> [Excerpted data]
— START —
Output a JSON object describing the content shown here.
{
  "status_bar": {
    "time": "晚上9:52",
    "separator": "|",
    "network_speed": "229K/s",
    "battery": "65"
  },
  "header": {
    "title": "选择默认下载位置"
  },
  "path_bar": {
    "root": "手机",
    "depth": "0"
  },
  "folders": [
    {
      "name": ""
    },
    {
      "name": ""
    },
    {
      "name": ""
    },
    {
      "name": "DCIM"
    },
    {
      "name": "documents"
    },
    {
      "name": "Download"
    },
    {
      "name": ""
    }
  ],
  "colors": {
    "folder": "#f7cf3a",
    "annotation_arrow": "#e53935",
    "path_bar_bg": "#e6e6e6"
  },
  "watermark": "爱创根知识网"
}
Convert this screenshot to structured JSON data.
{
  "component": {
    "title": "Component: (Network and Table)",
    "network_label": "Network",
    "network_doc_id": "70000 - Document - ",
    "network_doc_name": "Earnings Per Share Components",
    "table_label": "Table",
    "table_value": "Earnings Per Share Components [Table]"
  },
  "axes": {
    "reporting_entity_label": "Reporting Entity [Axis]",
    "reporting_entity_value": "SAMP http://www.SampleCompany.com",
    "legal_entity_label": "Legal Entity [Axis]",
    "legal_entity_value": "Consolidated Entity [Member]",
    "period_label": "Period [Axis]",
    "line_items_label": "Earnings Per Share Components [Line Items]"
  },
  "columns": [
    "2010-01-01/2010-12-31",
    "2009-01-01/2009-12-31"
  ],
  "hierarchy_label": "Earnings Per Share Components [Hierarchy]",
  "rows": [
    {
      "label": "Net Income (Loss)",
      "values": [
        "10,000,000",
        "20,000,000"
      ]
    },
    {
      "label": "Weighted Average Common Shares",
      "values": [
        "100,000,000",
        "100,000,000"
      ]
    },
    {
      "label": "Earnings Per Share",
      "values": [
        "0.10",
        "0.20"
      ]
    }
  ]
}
— END —
> [Exercise requirements] For this exercise, please retype exactly the lines in the listing from the line with "Convert this screenshot" through its last line, both ends included.

> [Worked answer]
Convert this screenshot to structured JSON data.
{
  "component": {
    "title": "Component: (Network and Table)",
    "network_label": "Network",
    "network_doc_id": "70000 - Document - ",
    "network_doc_name": "Earnings Per Share Components",
    "table_label": "Table",
    "table_value": "Earnings Per Share Components [Table]"
  },
  "axes": {
    "reporting_entity_label": "Reporting Entity [Axis]",
    "reporting_entity_value": "SAMP http://www.SampleCompany.com",
    "legal_entity_label": "Legal Entity [Axis]",
    "legal_entity_value": "Consolidated Entity [Member]",
    "period_label": "Period [Axis]",
    "line_items_label": "Earnings Per Share Components [Line Items]"
  },
  "columns": [
    "2010-01-01/2010-12-31",
    "2009-01-01/2009-12-31"
  ],
  "hierarchy_label": "Earnings Per Share Components [Hierarchy]",
  "rows": [
    {
      "label": "Net Income (Loss)",
      "values": [
        "10,000,000",
        "20,000,000"
      ]
    },
    {
      "label": "Weighted Average Common Shares",
      "values": [
        "100,000,000",
        "100,000,000"
      ]
    },
    {
      "label": "Earnings Per Share",
      "values": [
        "0.10",
        "0.20"
      ]
    }
  ]
}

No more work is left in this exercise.